··· Source text ···

Theiling Online    Sitemap    Conlang Mailing List HQ   

Re: A conlang idea rolling around in my head

From:H. S. Teoh <hsteoh@...>
Date:Tuesday, December 2, 2003, 22:34
On Tue, Dec 02, 2003 at 01:24:59PM -0800, Gary Shannon wrote:
> Hi, > > I've been conlanging off an on for nearly 50 years, > although until a few years ago when I first discovered > this list I thought I was the only person in the world > twisted enough to consider such an activity "fun."
Many of us thought that way until we found this list. :-) [snip]
> About 25 years ago I designed a conlang that was > entirely pictographic. I created about 3,000 to 4,000 > pictographs and became quite fluent in reading and > writing in this language by using it daily in my > personal journal. The odd thing was that I couldn't > read it aloud because I had no idea what the words > sounded like, only what they looked like. The > language started out as a symbolic relexification of > English, but over a few years of use began to develop > a mind of its own and a grammar quite different from > English. It was a uniquely strange sensation reading > something non-verbally! (It made me wonder if a > person deaf from birth also reads without "hearing" > word sounds in his mind's ear. He must, having no > concept of the "sound" of a word.)

··· Raw data ···

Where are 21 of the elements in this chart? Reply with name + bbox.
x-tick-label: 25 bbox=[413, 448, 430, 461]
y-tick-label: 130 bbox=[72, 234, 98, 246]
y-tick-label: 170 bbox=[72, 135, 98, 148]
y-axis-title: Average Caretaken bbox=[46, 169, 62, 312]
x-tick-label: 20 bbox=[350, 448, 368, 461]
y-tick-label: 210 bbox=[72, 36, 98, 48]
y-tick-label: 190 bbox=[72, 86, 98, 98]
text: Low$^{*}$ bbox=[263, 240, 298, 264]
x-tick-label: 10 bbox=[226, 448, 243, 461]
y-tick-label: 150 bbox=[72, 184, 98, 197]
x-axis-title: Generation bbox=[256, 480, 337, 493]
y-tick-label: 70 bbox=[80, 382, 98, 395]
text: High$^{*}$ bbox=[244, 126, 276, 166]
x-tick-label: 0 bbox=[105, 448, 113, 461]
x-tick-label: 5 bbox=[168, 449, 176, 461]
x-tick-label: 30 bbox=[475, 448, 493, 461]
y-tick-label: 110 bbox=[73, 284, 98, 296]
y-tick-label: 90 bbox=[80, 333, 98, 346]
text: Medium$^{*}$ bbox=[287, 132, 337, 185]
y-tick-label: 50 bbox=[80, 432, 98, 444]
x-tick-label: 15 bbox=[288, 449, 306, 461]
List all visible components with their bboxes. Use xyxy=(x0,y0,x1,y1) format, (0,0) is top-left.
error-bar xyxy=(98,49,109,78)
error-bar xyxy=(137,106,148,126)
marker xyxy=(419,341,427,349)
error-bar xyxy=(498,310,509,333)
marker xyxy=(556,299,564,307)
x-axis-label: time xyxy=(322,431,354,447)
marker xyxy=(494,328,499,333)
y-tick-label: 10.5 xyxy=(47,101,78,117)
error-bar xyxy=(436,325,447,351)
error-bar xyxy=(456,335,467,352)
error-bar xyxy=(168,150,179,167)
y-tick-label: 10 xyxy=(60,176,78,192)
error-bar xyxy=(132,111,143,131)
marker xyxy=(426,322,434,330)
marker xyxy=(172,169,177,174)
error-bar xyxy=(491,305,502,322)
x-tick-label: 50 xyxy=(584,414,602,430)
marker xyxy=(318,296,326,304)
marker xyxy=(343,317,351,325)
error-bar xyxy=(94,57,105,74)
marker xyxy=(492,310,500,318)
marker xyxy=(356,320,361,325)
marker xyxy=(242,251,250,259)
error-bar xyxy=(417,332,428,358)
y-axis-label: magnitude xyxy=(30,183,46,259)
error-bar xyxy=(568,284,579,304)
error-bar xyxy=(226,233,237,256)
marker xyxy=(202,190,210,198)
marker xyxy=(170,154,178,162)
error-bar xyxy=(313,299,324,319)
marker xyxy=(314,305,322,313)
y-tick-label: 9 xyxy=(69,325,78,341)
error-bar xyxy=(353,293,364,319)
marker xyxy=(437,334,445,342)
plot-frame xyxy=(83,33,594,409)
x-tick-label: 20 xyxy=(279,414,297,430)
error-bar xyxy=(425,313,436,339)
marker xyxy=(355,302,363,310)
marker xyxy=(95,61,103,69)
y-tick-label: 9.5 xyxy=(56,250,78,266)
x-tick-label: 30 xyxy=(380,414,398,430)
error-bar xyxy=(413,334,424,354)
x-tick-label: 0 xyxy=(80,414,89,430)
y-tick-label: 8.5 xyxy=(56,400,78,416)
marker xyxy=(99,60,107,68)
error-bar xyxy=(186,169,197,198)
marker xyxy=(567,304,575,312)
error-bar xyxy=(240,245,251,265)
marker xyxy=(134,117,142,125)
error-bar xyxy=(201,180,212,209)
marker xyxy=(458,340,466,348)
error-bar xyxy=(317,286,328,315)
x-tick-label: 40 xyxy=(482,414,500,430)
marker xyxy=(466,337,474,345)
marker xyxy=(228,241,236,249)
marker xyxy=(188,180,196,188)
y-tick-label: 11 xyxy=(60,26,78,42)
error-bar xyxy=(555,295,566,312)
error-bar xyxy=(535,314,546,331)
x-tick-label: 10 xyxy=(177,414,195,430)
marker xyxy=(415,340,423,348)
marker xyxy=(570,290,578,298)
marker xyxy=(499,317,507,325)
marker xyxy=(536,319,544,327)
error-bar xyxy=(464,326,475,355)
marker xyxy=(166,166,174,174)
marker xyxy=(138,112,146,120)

···

# [Problems to work on]
#1 Decide whether each statement agrees with the mailing list post, answering yes or no and quoting the words of the post that settle it: (a) Gary Shannon created about 3,000 to 4,000 pictographs. (b) Gary Shannon could read the pictographic conlang aloud. (c) The pictographic conlang kept a grammar identical to English.
#2 Echo the mailing list post between "Many of us thought" and "of a word.)", inclusive.
Rely only on the mailing list post for what comes next.

# [Answers to the problems]
#1
(a) Yes: "I created about 3,000 to 4,000"
(b) No: "read it aloud because I had no idea what the words"
(c) No: "a mind of its own and a grammar quite different from"

#2
Many of us thought that way until we found this list. :-) [snip]
> About 25 years ago I designed a conlang that was > entirely pictographic. I created about 3,000 to 4,000 > pictographs and became quite fluent in reading and > writing in this language by using it daily in my > personal journal. The odd thing was that I couldn't > read it aloud because I had no idea what the words > sounded like, only what they looked like. The > language started out as a symbolic relexification of > English, but over a few years of use began to develop > a mind of its own and a grammar quite different from > English. It was a uniquely strange sensation reading > something non-verbally! (It made me wonder if a > person deaf from birth also reads without "hearing" > word sounds in his mind's ear. He must, having no > concept of the "sound" of a word.)